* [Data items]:
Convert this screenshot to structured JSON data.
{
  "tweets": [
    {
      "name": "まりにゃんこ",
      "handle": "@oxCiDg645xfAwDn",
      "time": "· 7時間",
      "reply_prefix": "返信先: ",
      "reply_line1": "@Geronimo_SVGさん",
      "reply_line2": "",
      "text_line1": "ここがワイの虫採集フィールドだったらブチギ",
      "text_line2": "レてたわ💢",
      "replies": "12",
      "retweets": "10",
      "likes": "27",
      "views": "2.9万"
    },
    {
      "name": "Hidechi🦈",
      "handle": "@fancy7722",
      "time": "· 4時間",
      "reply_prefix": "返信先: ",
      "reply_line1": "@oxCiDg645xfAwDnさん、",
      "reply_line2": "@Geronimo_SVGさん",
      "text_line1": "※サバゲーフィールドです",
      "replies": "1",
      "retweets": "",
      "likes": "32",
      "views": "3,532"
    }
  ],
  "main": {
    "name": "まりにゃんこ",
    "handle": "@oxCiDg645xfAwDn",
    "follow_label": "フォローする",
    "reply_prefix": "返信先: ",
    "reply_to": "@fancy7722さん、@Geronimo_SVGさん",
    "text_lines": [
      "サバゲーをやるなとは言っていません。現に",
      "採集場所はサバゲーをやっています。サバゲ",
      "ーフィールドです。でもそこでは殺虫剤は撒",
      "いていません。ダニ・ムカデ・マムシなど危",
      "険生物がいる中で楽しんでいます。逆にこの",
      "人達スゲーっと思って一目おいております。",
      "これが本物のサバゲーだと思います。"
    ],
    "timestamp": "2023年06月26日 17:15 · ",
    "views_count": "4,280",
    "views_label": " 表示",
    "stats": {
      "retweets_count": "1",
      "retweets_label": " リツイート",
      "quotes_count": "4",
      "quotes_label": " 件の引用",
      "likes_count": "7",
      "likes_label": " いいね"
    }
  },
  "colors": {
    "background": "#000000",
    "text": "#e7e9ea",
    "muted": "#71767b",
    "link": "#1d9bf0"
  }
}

* [GIVEN TASK]:
Type out the material again exactly as presented.

* [OUTPUT BELOW]:
Convert this screenshot to structured JSON data.
{
  "tweets": [
    {
      "name": "まりにゃんこ",
      "handle": "@oxCiDg645xfAwDn",
      "time": "· 7時間",
      "reply_prefix": "返信先: ",
      "reply_line1": "@Geronimo_SVGさん",
      "reply_line2": "",
      "text_line1": "ここがワイの虫採集フィールドだったらブチギ",
      "text_line2": "レてたわ💢",
      "replies": "12",
      "retweets": "10",
      "likes": "27",
      "views": "2.9万"
    },
    {
      "name": "Hidechi🦈",
      "handle": "@fancy7722",
      "time": "· 4時間",
      "reply_prefix": "返信先: ",
      "reply_line1": "@oxCiDg645xfAwDnさん、",
      "reply_line2": "@Geronimo_SVGさん",
      "text_line1": "※サバゲーフィールドです",
      "replies": "1",
      "retweets": "",
      "likes": "32",
      "views": "3,532"
    }
  ],
  "main": {
    "name": "まりにゃんこ",
    "handle": "@oxCiDg645xfAwDn",
    "follow_label": "フォローする",
    "reply_prefix": "返信先: ",
    "reply_to": "@fancy7722さん、@Geronimo_SVGさん",
    "text_lines": [
      "サバゲーをやるなとは言っていません。現に",
      "採集場所はサバゲーをやっています。サバゲ",
      "ーフィールドです。でもそこでは殺虫剤は撒",
      "いていません。ダニ・ムカデ・マムシなど危",
      "険生物がいる中で楽しんでいます。逆にこの",
      "人達スゲーっと思って一目おいております。",
      "これが本物のサバゲーだと思います。"
    ],
    "timestamp": "2023年06月26日 17:15 · ",
    "views_count": "4,280",
    "views_label": " 表示",
    "stats": {
      "retweets_count": "1",
      "retweets_label": " リツイート",
      "quotes_count": "4",
      "quotes_label": " 件の引用",
      "likes_count": "7",
      "likes_label": " いいね"
    }
  },
  "colors": {
    "background": "#000000",
    "text": "#e7e9ea",
    "muted": "#71767b",
    "link": "#1d9bf0"
  }
}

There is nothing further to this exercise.